Part of a data file:
..........

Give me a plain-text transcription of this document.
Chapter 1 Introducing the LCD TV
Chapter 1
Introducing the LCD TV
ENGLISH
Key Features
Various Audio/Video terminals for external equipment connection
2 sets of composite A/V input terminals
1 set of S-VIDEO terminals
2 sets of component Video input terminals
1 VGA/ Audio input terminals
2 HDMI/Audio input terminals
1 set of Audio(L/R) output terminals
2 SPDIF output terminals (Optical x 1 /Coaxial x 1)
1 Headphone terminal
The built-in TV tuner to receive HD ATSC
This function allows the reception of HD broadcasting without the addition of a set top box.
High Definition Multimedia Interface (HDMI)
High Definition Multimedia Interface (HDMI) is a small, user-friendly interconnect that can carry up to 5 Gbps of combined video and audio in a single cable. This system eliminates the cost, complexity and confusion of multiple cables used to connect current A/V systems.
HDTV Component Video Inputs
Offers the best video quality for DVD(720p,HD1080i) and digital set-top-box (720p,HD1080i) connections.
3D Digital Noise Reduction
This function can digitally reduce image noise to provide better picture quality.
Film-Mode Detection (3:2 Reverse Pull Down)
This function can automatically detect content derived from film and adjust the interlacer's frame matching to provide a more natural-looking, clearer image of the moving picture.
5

..........

• **SET EXERCISE**
Reproduce all of the records exactly.

• **IN RESPONSE**
Give me a plain-text transcription of this document.
Chapter 1 Introducing the LCD TV
Chapter 1
Introducing the LCD TV
ENGLISH
Key Features
Various Audio/Video terminals for external equipment connection
2 sets of composite A/V input terminals
1 set of S-VIDEO terminals
2 sets of component Video input terminals
1 VGA/ Audio input terminals
2 HDMI/Audio input terminals
1 set of Audio(L/R) output terminals
2 SPDIF output terminals (Optical x 1 /Coaxial x 1)
1 Headphone terminal
The built-in TV tuner to receive HD ATSC
This function allows the reception of HD broadcasting without the addition of a set top box.
High Definition Multimedia Interface (HDMI)
High Definition Multimedia Interface (HDMI) is a small, user-friendly interconnect that can carry up to 5 Gbps of combined video and audio in a single cable. This system eliminates the cost, complexity and confusion of multiple cables used to connect current A/V systems.
HDTV Component Video Inputs
Offers the best video quality for DVD(720p,HD1080i) and digital set-top-box (720p,HD1080i) connections.
3D Digital Noise Reduction
This function can digitally reduce image noise to provide better picture quality.
Film-Mode Detection (3:2 Reverse Pull Down)
This function can automatically detect content derived from film and adjust the interlacer's frame matching to provide a more natural-looking, clearer image of the moving picture.
5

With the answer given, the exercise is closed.